> [TASK GOAL]:
Reproduce every line of the data below exactly, with no changes.

--*--

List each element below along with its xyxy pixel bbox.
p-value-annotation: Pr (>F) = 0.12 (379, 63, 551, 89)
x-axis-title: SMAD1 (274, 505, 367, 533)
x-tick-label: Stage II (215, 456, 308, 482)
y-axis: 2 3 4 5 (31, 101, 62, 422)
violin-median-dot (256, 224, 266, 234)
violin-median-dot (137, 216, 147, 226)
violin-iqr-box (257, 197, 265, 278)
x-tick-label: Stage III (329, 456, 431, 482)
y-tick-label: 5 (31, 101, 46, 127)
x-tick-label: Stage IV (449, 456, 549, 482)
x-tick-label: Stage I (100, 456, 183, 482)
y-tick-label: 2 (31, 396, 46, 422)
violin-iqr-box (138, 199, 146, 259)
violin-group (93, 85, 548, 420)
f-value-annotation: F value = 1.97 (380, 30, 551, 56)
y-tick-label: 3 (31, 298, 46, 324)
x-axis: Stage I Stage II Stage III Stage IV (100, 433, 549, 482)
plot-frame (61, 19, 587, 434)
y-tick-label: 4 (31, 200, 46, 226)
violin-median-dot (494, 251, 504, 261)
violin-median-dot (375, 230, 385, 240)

--*--

> [ANSWER TO THE EXERCISE]:
List each element below along with its xyxy pixel bbox.
p-value-annotation: Pr (>F) = 0.12 (379, 63, 551, 89)
x-axis-title: SMAD1 (274, 505, 367, 533)
x-tick-label: Stage II (215, 456, 308, 482)
y-axis: 2 3 4 5 (31, 101, 62, 422)
violin-median-dot (256, 224, 266, 234)
violin-median-dot (137, 216, 147, 226)
violin-iqr-box (257, 197, 265, 278)
x-tick-label: Stage III (329, 456, 431, 482)
y-tick-label: 5 (31, 101, 46, 127)
x-tick-label: Stage IV (449, 456, 549, 482)
x-tick-label: Stage I (100, 456, 183, 482)
y-tick-label: 2 (31, 396, 46, 422)
violin-iqr-box (138, 199, 146, 259)
violin-group (93, 85, 548, 420)
f-value-annotation: F value = 1.97 (380, 30, 551, 56)
y-tick-label: 3 (31, 298, 46, 324)
x-axis: Stage I Stage II Stage III Stage IV (100, 433, 549, 482)
plot-frame (61, 19, 587, 434)
y-tick-label: 4 (31, 200, 46, 226)
violin-median-dot (494, 251, 504, 261)
violin-median-dot (375, 230, 385, 240)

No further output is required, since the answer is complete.